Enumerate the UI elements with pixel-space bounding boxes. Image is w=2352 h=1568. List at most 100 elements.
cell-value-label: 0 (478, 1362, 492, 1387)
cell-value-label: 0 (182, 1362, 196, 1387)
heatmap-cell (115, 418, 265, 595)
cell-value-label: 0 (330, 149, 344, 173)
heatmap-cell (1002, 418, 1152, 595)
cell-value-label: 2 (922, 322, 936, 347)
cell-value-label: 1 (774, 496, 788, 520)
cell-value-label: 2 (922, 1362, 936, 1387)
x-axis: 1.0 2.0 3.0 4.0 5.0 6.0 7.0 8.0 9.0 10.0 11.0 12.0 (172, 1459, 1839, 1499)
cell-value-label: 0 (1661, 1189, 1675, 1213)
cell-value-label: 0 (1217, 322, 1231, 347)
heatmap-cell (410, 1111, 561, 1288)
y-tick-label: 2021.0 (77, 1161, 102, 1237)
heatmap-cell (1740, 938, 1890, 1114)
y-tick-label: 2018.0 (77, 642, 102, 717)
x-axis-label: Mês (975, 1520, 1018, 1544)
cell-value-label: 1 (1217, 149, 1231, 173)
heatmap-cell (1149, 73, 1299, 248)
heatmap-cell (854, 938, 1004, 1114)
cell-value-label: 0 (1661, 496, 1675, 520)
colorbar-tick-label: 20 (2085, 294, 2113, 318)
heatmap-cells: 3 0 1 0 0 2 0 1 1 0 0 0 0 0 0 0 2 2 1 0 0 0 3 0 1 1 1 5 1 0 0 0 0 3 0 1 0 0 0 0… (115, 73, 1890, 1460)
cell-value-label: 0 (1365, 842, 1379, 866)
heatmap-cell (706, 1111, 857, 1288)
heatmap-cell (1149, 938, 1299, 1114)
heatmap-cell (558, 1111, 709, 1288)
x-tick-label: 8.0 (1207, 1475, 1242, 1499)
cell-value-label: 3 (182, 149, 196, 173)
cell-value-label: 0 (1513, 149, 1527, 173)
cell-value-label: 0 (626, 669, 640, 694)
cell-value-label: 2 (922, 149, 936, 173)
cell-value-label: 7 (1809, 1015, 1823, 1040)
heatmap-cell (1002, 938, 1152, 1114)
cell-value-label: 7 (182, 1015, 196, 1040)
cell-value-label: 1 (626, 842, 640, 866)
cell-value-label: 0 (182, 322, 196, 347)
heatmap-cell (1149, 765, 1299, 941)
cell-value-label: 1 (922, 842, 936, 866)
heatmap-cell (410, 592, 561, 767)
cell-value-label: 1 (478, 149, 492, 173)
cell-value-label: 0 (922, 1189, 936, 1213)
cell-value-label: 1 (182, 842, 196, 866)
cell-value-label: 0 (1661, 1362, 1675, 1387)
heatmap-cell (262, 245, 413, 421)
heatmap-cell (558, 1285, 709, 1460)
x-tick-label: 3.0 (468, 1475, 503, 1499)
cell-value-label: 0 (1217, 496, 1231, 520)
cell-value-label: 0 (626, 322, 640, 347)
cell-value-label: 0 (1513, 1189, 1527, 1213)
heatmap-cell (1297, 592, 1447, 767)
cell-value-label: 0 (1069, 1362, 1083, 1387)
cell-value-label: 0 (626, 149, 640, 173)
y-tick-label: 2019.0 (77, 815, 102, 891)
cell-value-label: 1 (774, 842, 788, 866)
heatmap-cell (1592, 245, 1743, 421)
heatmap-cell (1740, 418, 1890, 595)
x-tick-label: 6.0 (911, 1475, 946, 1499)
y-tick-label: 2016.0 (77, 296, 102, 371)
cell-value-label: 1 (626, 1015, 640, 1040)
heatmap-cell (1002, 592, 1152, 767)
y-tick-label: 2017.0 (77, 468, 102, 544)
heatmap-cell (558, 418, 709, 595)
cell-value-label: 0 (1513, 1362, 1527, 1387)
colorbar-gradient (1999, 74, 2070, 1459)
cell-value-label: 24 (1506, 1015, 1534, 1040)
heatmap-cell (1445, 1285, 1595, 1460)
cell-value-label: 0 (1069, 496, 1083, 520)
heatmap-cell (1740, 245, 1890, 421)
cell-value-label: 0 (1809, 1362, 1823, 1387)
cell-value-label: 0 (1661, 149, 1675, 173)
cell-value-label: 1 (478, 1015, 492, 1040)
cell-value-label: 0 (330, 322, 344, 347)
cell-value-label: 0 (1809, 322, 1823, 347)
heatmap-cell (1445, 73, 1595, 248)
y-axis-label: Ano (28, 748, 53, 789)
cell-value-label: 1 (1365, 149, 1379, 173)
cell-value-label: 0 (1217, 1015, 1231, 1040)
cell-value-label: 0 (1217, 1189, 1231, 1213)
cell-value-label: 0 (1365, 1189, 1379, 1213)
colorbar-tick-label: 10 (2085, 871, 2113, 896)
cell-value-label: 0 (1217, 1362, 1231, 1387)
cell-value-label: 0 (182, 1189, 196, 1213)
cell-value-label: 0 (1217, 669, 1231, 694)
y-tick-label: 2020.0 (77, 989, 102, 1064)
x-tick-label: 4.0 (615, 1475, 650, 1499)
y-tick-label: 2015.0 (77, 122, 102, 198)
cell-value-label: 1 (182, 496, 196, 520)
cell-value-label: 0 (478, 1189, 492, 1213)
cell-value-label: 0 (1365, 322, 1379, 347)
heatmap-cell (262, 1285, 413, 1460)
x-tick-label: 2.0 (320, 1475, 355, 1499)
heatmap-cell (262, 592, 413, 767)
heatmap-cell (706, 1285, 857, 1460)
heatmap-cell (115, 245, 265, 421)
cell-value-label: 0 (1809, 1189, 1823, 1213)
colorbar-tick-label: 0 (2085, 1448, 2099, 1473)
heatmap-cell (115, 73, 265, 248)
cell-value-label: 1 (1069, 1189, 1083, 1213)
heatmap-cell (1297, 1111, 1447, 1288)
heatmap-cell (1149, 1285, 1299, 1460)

· · · ·

(TASK TO COMPLETE): Reproduce the entries above verbatim, line by line.

(TASK ANSWER):
Enumerate the UI elements with pixel-space bounding boxes. Image is w=2352 h=1568. List at most 100 elements.
cell-value-label: 0 (478, 1362, 492, 1387)
cell-value-label: 0 (182, 1362, 196, 1387)
heatmap-cell (115, 418, 265, 595)
cell-value-label: 0 (330, 149, 344, 173)
heatmap-cell (1002, 418, 1152, 595)
cell-value-label: 2 (922, 322, 936, 347)
cell-value-label: 1 (774, 496, 788, 520)
cell-value-label: 2 (922, 1362, 936, 1387)
x-axis: 1.0 2.0 3.0 4.0 5.0 6.0 7.0 8.0 9.0 10.0 11.0 12.0 (172, 1459, 1839, 1499)
cell-value-label: 0 (1661, 1189, 1675, 1213)
cell-value-label: 0 (1217, 322, 1231, 347)
heatmap-cell (410, 1111, 561, 1288)
y-tick-label: 2021.0 (77, 1161, 102, 1237)
heatmap-cell (1740, 938, 1890, 1114)
y-tick-label: 2018.0 (77, 642, 102, 717)
x-axis-label: Mês (975, 1520, 1018, 1544)
cell-value-label: 1 (1217, 149, 1231, 173)
heatmap-cell (1149, 73, 1299, 248)
heatmap-cell (854, 938, 1004, 1114)
cell-value-label: 0 (1661, 496, 1675, 520)
colorbar-tick-label: 20 (2085, 294, 2113, 318)
heatmap-cells: 3 0 1 0 0 2 0 1 1 0 0 0 0 0 0 0 2 2 1 0 0 0 3 0 1 1 1 5 1 0 0 0 0 3 0 1 0 0 0 0… (115, 73, 1890, 1460)
cell-value-label: 0 (1365, 842, 1379, 866)
heatmap-cell (706, 1111, 857, 1288)
heatmap-cell (1149, 938, 1299, 1114)
heatmap-cell (558, 1111, 709, 1288)
x-tick-label: 8.0 (1207, 1475, 1242, 1499)
cell-value-label: 3 (182, 149, 196, 173)
cell-value-label: 0 (1513, 149, 1527, 173)
cell-value-label: 0 (626, 669, 640, 694)
cell-value-label: 2 (922, 149, 936, 173)
cell-value-label: 7 (1809, 1015, 1823, 1040)
heatmap-cell (1002, 938, 1152, 1114)
cell-value-label: 7 (182, 1015, 196, 1040)
cell-value-label: 1 (626, 842, 640, 866)
cell-value-label: 0 (182, 322, 196, 347)
heatmap-cell (1149, 765, 1299, 941)
cell-value-label: 1 (922, 842, 936, 866)
heatmap-cell (410, 592, 561, 767)
cell-value-label: 1 (478, 149, 492, 173)
cell-value-label: 0 (922, 1189, 936, 1213)
cell-value-label: 1 (182, 842, 196, 866)
cell-value-label: 0 (1661, 1362, 1675, 1387)
heatmap-cell (262, 245, 413, 421)
heatmap-cell (558, 1285, 709, 1460)
x-tick-label: 3.0 (468, 1475, 503, 1499)
cell-value-label: 0 (1217, 496, 1231, 520)
cell-value-label: 0 (626, 322, 640, 347)
cell-value-label: 0 (1513, 1189, 1527, 1213)
heatmap-cell (1297, 592, 1447, 767)
cell-value-label: 0 (1069, 1362, 1083, 1387)
cell-value-label: 0 (626, 149, 640, 173)
y-tick-label: 2019.0 (77, 815, 102, 891)
cell-value-label: 1 (774, 842, 788, 866)
heatmap-cell (1592, 245, 1743, 421)
heatmap-cell (1740, 418, 1890, 595)
x-tick-label: 6.0 (911, 1475, 946, 1499)
y-tick-label: 2016.0 (77, 296, 102, 371)
cell-value-label: 1 (626, 1015, 640, 1040)
heatmap-cell (1002, 592, 1152, 767)
y-tick-label: 2017.0 (77, 468, 102, 544)
heatmap-cell (558, 418, 709, 595)
cell-value-label: 0 (1513, 1362, 1527, 1387)
colorbar-gradient (1999, 74, 2070, 1459)
cell-value-label: 24 (1506, 1015, 1534, 1040)
heatmap-cell (1445, 1285, 1595, 1460)
cell-value-label: 0 (1069, 496, 1083, 520)
heatmap-cell (1740, 245, 1890, 421)
cell-value-label: 0 (1809, 1362, 1823, 1387)
cell-value-label: 0 (1661, 149, 1675, 173)
cell-value-label: 1 (478, 1015, 492, 1040)
cell-value-label: 0 (330, 322, 344, 347)
cell-value-label: 0 (1809, 322, 1823, 347)
heatmap-cell (1445, 73, 1595, 248)
y-axis-label: Ano (28, 748, 53, 789)
cell-value-label: 1 (1365, 149, 1379, 173)
cell-value-label: 0 (1217, 1015, 1231, 1040)
cell-value-label: 0 (1217, 1189, 1231, 1213)
cell-value-label: 0 (1365, 1189, 1379, 1213)
colorbar-tick-label: 10 (2085, 871, 2113, 896)
cell-value-label: 0 (1217, 1362, 1231, 1387)
cell-value-label: 0 (182, 1189, 196, 1213)
cell-value-label: 0 (1217, 669, 1231, 694)
y-tick-label: 2020.0 (77, 989, 102, 1064)
x-tick-label: 4.0 (615, 1475, 650, 1499)
y-tick-label: 2015.0 (77, 122, 102, 198)
cell-value-label: 1 (182, 496, 196, 520)
cell-value-label: 0 (478, 1189, 492, 1213)
cell-value-label: 0 (1365, 322, 1379, 347)
heatmap-cell (262, 1285, 413, 1460)
x-tick-label: 2.0 (320, 1475, 355, 1499)
heatmap-cell (262, 592, 413, 767)
heatmap-cell (706, 1285, 857, 1460)
heatmap-cell (115, 245, 265, 421)
cell-value-label: 0 (1809, 1189, 1823, 1213)
colorbar-tick-label: 0 (2085, 1448, 2099, 1473)
heatmap-cell (115, 73, 265, 248)
cell-value-label: 1 (1069, 1189, 1083, 1213)
heatmap-cell (1297, 1111, 1447, 1288)
heatmap-cell (1149, 1285, 1299, 1460)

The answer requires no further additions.